● **Aim**
Could you update the Gollf post from "I have no clue" up to and including "flip_range = (2, 8)" so that "explosion prevention" becomes "blowup protection"?

● **Excerpted text**
══════════

Gollf - A very basic rule golfing utility for Golly

Randomly flips rule transitions and finds rules that are the most "similar" (by density, growth rate, and cell changes over time).
I have no clue what else to say other than it finds some pretty interesting CGOL-like rules occasionally. There's no explosion prevention, either.

Code: Select all

import random
import golly as g
import re
import copy
import numpy as np

flip_range = (2, 8)
score_diff = 0.05
rect = [0, 0, 64, 64]
steps = 50

hensel1 = {
    0: "",
    1: "ce",
    2: "acekin",
    3: "acekijnqry",
    4: "acekijnqrtwyz",
    5: "acekijnqry",
    6: "acekin",
    7: "ce",
    8: ""
}

hensel2 = ['0', '1c', '1e', '2a', '2c', '2e', '2k', '2i', '2n', '3a', '3c', '3e', '3k', '3i', '3j', '3n', '3q', '3r', '3y', '4a', '4c', '4e', '4k', '4i', '4j', '4n', '4q', '4r', '4t', '4w', '4y', '4z', '5a', '5c', '5e', '5k', '5i', '5j', '5n', '5q', '5r', '5y', '6a', '6c', '6e', '6k', '6i', '6n', '7c', '7e', '8']

rule = g.getrule()

def fix_hensel(num):
    if len(num) == 1: return num + hensel1[int(num)]
    if len(num.split("-")) == 1: return num
    o, h = num.split("-")
    h = "".join(sorted(h))
    n = ""
    for s in hensel1[int(o)]:
        if s not in h:
            n += s
    return o + n

def snapshot(r):
    a = np.zeros((r[2], r[3]))
    for i in range(r[0], r[0]+r[2]):
        for j in range(r[1], r[1]+r[3]):
            a[i-r[0], j-r[3]] = g.getcell(i, j)
    return a

def expand_hensel(rule):
    rb = rule[1:].split("/S")[0]
    rs = rule.split("/S")[1]
    rb1 = [fix_hensel(r) for r in filter(lambda x: x, re.split(r"(\d-?[acekijnqrtwyz]*)", rb))]
    rs1 = [fix_hensel(r) for r in filter(lambda x: x, re.split(r"(\d-?[acekijnqrtwyz]*)", rs))]
    rb2 = []
    for r in rb1:
        if len(r) == 1:
            rb2.append(r)

══════════

Dataset excerpt
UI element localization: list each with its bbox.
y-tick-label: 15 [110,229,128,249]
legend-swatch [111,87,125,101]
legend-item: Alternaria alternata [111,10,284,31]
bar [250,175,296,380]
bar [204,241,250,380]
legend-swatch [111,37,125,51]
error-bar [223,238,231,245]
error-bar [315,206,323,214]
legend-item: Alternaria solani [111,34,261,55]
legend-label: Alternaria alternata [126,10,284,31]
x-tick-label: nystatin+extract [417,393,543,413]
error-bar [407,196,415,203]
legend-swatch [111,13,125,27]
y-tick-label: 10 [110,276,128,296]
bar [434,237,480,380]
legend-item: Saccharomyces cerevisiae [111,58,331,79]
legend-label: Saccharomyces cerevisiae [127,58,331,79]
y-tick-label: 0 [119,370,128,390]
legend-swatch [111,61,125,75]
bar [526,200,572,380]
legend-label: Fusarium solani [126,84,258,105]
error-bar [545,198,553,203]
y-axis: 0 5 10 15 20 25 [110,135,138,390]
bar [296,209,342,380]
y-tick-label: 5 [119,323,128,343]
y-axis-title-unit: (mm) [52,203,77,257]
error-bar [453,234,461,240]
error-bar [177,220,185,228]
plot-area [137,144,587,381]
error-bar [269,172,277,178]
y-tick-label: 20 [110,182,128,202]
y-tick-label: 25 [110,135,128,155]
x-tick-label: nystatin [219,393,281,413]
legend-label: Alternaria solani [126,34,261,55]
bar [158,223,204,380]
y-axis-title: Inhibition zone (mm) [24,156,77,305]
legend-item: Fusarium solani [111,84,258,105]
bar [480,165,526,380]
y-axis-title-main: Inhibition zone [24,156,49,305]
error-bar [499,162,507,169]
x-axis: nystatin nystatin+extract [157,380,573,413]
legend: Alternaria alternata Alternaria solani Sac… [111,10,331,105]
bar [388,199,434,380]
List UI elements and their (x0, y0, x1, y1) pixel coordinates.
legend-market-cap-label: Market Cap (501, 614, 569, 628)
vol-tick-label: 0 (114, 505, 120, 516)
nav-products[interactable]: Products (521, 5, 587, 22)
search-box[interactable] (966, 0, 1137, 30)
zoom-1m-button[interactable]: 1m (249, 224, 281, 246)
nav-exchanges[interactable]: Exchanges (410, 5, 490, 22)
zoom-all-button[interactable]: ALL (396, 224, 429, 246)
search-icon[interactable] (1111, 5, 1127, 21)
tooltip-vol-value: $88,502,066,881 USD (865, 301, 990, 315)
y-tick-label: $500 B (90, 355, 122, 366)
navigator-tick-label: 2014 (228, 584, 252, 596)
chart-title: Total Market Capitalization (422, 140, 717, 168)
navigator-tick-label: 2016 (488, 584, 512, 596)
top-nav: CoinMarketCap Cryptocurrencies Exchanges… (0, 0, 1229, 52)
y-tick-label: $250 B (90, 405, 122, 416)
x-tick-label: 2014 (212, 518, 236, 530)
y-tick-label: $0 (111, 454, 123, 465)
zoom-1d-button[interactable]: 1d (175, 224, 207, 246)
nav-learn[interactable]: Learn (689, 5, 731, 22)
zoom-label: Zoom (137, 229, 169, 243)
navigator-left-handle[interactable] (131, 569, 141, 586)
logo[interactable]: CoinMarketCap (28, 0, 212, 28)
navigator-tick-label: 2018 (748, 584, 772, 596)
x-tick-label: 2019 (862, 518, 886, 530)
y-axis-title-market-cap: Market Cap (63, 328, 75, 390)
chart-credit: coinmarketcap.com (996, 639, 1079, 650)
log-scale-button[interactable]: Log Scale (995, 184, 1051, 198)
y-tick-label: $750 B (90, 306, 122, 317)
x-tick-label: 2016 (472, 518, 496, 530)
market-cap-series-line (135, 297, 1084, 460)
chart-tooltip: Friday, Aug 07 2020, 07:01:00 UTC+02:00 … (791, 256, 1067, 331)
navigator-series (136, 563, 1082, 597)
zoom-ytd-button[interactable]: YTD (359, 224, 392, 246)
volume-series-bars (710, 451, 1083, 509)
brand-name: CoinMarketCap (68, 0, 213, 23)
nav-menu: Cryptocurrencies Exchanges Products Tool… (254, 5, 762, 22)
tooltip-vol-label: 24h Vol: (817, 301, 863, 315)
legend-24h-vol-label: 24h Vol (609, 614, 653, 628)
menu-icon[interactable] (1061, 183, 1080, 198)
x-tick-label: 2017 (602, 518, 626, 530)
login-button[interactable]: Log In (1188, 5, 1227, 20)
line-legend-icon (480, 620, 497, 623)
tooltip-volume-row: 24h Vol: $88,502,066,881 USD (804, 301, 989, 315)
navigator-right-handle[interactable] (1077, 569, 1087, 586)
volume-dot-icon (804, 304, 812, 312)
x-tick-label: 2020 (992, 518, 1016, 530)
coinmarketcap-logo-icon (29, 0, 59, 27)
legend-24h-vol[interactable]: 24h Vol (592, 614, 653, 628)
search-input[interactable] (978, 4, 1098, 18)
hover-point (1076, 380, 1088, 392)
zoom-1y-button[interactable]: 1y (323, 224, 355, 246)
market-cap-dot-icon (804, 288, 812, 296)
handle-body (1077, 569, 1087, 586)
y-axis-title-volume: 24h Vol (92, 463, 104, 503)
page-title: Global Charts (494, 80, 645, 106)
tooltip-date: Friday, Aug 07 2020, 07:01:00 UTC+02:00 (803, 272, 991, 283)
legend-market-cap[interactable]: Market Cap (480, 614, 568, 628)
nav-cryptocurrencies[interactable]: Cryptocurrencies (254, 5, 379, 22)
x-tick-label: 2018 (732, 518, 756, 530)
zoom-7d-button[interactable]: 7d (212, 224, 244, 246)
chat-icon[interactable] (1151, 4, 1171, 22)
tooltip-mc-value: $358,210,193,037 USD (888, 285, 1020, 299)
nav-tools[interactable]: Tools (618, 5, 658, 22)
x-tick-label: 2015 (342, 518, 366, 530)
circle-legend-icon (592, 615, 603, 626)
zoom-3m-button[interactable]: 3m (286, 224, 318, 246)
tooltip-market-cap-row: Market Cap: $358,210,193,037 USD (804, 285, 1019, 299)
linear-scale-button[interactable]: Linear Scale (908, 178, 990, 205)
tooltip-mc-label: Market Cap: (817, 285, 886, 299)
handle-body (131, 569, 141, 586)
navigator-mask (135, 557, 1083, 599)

══════════

● **Correct answer**
I have no clue what else to say other than it finds some pretty interesting CGOL-like rules occasionally. There's no blowup protection, either.

Code: Select all

import random
import golly as g
import re
import copy
import numpy as np

flip_range = (2, 8)